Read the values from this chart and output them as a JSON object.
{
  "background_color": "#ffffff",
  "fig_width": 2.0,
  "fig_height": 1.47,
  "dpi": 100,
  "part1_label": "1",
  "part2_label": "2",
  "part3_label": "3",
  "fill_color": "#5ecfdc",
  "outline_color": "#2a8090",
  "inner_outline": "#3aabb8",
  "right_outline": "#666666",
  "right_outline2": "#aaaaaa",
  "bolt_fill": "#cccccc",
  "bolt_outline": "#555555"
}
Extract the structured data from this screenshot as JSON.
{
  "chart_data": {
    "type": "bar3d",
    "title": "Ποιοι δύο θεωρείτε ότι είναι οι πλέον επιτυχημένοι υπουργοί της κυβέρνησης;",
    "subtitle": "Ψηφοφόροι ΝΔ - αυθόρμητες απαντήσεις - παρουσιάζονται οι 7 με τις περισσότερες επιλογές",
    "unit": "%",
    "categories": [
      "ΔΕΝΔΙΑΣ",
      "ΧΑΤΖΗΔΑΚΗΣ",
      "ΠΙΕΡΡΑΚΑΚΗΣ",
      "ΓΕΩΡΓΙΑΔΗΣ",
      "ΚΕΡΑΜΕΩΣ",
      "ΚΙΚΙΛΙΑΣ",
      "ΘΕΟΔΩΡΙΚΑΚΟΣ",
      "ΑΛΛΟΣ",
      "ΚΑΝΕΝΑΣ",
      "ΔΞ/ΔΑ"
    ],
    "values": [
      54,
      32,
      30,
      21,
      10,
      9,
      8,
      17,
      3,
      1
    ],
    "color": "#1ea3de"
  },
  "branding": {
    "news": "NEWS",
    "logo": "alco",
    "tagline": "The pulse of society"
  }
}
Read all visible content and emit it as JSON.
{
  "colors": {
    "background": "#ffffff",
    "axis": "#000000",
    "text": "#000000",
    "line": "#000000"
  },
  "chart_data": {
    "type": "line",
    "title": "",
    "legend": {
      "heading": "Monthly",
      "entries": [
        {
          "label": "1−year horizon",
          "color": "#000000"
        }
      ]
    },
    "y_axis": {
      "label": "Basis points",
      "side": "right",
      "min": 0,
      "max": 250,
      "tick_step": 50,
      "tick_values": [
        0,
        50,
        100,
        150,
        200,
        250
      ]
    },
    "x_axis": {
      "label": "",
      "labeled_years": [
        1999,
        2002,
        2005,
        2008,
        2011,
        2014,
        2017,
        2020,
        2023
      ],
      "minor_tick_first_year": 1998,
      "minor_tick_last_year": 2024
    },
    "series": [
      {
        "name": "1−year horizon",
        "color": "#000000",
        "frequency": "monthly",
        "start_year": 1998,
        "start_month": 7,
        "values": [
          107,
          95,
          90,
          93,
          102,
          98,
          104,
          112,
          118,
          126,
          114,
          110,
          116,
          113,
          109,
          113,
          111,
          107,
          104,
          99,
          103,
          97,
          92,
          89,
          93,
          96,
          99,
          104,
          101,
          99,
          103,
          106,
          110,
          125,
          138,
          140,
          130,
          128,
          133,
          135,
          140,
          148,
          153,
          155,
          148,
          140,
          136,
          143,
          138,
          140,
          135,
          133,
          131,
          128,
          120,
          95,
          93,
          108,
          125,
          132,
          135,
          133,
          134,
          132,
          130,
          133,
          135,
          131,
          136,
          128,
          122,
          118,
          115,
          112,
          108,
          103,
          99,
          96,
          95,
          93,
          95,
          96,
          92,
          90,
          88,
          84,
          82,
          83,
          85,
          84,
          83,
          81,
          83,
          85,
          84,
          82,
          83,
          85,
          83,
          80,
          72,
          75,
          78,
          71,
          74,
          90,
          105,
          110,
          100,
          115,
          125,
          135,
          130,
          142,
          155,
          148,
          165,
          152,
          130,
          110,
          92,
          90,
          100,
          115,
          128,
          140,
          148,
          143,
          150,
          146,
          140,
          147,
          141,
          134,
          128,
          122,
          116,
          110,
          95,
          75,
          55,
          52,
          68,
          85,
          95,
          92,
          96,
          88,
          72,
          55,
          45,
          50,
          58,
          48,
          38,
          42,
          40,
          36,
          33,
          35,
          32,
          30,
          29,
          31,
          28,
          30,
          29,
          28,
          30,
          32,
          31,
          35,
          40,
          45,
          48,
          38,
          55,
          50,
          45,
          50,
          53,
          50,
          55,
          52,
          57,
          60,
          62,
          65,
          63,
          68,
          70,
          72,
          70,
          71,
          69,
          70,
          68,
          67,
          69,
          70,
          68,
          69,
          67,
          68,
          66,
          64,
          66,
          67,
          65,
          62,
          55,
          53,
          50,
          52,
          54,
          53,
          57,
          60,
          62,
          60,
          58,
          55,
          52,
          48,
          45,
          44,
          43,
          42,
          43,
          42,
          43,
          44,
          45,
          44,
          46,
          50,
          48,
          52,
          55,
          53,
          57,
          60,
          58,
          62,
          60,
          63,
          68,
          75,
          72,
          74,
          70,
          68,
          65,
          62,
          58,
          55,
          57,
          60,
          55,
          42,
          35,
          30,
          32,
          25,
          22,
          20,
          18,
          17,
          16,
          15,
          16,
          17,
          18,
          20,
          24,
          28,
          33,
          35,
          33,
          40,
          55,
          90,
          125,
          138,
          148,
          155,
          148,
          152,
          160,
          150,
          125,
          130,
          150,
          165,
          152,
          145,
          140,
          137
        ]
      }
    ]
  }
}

> _PROBLEM DETAILS_:
Determine how many lines contain the word "ffffff" and reply with that number alone.

> _RESPONSE_:
2